Senator Whitehouse. I think that is consistent with my
question.
Professor Spalding, do you want to----
Mr. Spalding. I would disagree only to say that I would add
one thing, which is it does strike me that if an agent of the
President is actually doing things that go to the extent of
seeming to step on an officer that has been approved by
Congress----
Senator Whitehouse. In a way that the President could not.
Mr. Spalding. In a way that the President--well, give the
legislative instructions from Congress to carry out the law,
that strikes me as potentially raising a serious issue.
Senator Whitehouse. That implies that in these statutorily
created executive offices there are legal authorities and
responsibilities that belong to the occupant of that office per
se and that not only an agent or adviser or assistant to the
President, but the President himself cannot direct.

:: Data lines ::
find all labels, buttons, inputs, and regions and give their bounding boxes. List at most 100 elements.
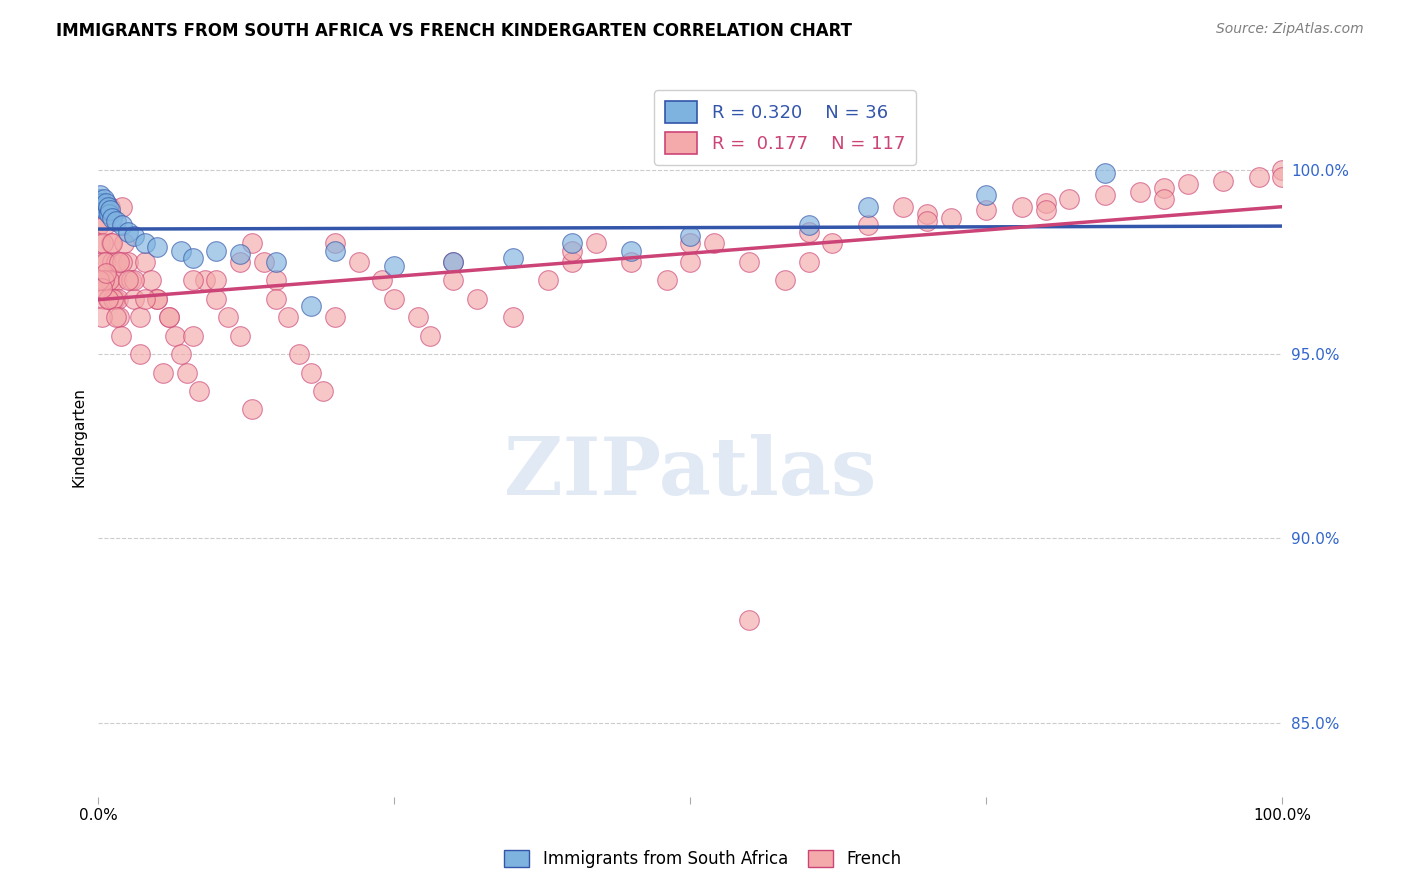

:: Written request 1 ::
In the hearing transcript, according to Senator Whitehouse, who cannot direct the legal authorities and responsibilities that belong to the occupant of a statutorily created executive office?
:: Written request 2 ::
Name each role, other than the President, that Senator Whitehouse lists in his final statement in the hearing transcript.
:: Written request 3 ::
Decide whether each statement agrees with the hearing transcript: (a) Mr. Spalding says he would add one thing. (b) The officer Mr. Spalding describes was approved by Congress. (c) Senator Whitehouse says the President can direct every authority in statutorily created executive offices.
None of the data is needed to answer what is asked here.

:: Written solution 1 ::
Not only an agent or adviser or assistant to the President, but the President himself.

:: Written solution 2 ::
Agent, adviser, assistant

:: Written solution 3 ::
(a) Yes: "I would add one thing"
(b) Yes: "an officer that has been approved by Congress"
(c) No: "but the President himself cannot direct"